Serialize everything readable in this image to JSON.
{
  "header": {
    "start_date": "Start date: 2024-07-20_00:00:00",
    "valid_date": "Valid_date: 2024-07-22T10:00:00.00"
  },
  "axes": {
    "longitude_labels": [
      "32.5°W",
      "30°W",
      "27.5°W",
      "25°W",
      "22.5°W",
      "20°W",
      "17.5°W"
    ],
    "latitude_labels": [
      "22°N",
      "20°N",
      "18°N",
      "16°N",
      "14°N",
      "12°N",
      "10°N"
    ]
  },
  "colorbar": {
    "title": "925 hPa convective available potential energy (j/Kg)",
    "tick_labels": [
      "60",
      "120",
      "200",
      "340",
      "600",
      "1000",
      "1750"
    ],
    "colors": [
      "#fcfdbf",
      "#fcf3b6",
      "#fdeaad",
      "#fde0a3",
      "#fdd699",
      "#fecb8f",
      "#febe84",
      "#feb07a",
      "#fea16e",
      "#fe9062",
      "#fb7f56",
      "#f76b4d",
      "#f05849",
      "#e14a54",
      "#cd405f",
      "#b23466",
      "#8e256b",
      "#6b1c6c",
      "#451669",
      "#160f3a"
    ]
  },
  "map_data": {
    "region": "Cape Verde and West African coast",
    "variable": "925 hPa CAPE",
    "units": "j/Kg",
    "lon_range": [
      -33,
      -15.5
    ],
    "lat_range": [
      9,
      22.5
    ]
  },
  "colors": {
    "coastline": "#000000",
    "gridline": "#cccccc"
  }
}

...

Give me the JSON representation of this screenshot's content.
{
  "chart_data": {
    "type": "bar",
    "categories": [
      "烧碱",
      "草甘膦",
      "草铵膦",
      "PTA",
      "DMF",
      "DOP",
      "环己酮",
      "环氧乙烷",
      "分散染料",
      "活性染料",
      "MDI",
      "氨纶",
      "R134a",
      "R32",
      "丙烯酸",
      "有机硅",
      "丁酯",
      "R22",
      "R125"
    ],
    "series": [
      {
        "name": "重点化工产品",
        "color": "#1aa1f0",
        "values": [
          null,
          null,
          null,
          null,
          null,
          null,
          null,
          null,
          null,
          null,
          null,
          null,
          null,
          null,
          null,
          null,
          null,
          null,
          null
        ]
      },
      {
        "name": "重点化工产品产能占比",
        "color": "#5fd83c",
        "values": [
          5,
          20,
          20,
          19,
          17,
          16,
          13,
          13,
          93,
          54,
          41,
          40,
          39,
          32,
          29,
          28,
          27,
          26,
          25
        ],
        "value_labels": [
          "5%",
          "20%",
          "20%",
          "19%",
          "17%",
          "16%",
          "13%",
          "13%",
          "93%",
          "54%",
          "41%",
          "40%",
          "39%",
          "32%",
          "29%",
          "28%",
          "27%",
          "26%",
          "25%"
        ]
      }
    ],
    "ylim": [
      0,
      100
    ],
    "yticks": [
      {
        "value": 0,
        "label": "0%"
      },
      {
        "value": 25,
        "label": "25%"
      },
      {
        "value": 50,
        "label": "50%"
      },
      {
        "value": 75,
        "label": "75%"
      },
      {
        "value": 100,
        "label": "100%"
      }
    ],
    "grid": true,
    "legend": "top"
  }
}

» **INSTRUCTIONS FOR THE TASK**: Lines from the records above that hold "this" are the ones to list.

» **RESPONSE BELOW**:
Serialize everything readable in this image to JSON.
Give me the JSON representation of this screenshot's content.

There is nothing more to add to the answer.